Reproduce all of the listing below without alteration.
--- Begin Records ---
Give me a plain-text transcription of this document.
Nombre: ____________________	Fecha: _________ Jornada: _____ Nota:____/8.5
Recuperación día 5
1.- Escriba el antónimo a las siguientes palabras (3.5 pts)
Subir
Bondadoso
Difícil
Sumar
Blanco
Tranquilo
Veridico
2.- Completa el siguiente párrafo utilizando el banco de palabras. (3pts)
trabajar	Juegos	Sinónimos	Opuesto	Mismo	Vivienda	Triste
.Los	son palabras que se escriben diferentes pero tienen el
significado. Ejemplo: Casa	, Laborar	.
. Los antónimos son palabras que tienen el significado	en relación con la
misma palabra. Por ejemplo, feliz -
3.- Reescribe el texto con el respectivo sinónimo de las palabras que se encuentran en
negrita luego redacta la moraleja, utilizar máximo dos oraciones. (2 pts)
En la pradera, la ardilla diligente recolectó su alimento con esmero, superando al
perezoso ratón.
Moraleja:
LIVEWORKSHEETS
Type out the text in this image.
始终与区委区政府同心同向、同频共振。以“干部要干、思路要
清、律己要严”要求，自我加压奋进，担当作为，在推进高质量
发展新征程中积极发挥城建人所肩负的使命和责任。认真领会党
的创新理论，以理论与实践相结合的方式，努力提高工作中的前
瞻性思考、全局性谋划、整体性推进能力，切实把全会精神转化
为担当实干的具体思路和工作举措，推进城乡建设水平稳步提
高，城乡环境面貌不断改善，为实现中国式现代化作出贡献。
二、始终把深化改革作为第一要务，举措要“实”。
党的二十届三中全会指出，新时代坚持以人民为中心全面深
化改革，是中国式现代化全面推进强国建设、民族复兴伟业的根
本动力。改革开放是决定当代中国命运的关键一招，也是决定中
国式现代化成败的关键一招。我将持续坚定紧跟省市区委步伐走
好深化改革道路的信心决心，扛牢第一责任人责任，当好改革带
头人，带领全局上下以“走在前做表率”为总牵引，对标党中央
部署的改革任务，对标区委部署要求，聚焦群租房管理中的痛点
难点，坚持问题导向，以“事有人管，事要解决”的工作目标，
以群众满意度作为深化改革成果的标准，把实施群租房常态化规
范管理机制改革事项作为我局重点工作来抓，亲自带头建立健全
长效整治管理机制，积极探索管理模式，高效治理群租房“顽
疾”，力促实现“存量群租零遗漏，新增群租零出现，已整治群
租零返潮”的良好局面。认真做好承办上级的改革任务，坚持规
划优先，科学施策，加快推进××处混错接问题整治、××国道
--- End Records ---
• [Correct result]:
Give me a plain-text transcription of this document.
Nombre: ____________________	Fecha: _________ Jornada: _____ Nota:____/8.5
Recuperación día 5
1.- Escriba el antónimo a las siguientes palabras (3.5 pts)
Subir
Bondadoso
Difícil
Sumar
Blanco
Tranquilo
Veridico
2.- Completa el siguiente párrafo utilizando el banco de palabras. (3pts)
trabajar	Juegos	Sinónimos	Opuesto	Mismo	Vivienda	Triste
.Los	son palabras que se escriben diferentes pero tienen el
significado. Ejemplo: Casa	, Laborar	.
. Los antónimos son palabras que tienen el significado	en relación con la
misma palabra. Por ejemplo, feliz -
3.- Reescribe el texto con el respectivo sinónimo de las palabras que se encuentran en
negrita luego redacta la moraleja, utilizar máximo dos oraciones. (2 pts)
En la pradera, la ardilla diligente recolectó su alimento con esmero, superando al
perezoso ratón.
Moraleja:
LIVEWORKSHEETS
Type out the text in this image.
始终与区委区政府同心同向、同频共振。以“干部要干、思路要
清、律己要严”要求，自我加压奋进，担当作为，在推进高质量
发展新征程中积极发挥城建人所肩负的使命和责任。认真领会党
的创新理论，以理论与实践相结合的方式，努力提高工作中的前
瞻性思考、全局性谋划、整体性推进能力，切实把全会精神转化
为担当实干的具体思路和工作举措，推进城乡建设水平稳步提
高，城乡环境面貌不断改善，为实现中国式现代化作出贡献。
二、始终把深化改革作为第一要务，举措要“实”。
党的二十届三中全会指出，新时代坚持以人民为中心全面深
化改革，是中国式现代化全面推进强国建设、民族复兴伟业的根
本动力。改革开放是决定当代中国命运的关键一招，也是决定中
国式现代化成败的关键一招。我将持续坚定紧跟省市区委步伐走
好深化改革道路的信心决心，扛牢第一责任人责任，当好改革带
头人，带领全局上下以“走在前做表率”为总牵引，对标党中央
部署的改革任务，对标区委部署要求，聚焦群租房管理中的痛点
难点，坚持问题导向，以“事有人管，事要解决”的工作目标，
以群众满意度作为深化改革成果的标准，把实施群租房常态化规
范管理机制改革事项作为我局重点工作来抓，亲自带头建立健全
长效整治管理机制，积极探索管理模式，高效治理群租房“顽
疾”，力促实现“存量群租零遗漏，新增群租零出现，已整治群
租零返潮”的良好局面。认真做好承办上级的改革任务，坚持规
划优先，科学施策，加快推进××处混错接问题整治、××国道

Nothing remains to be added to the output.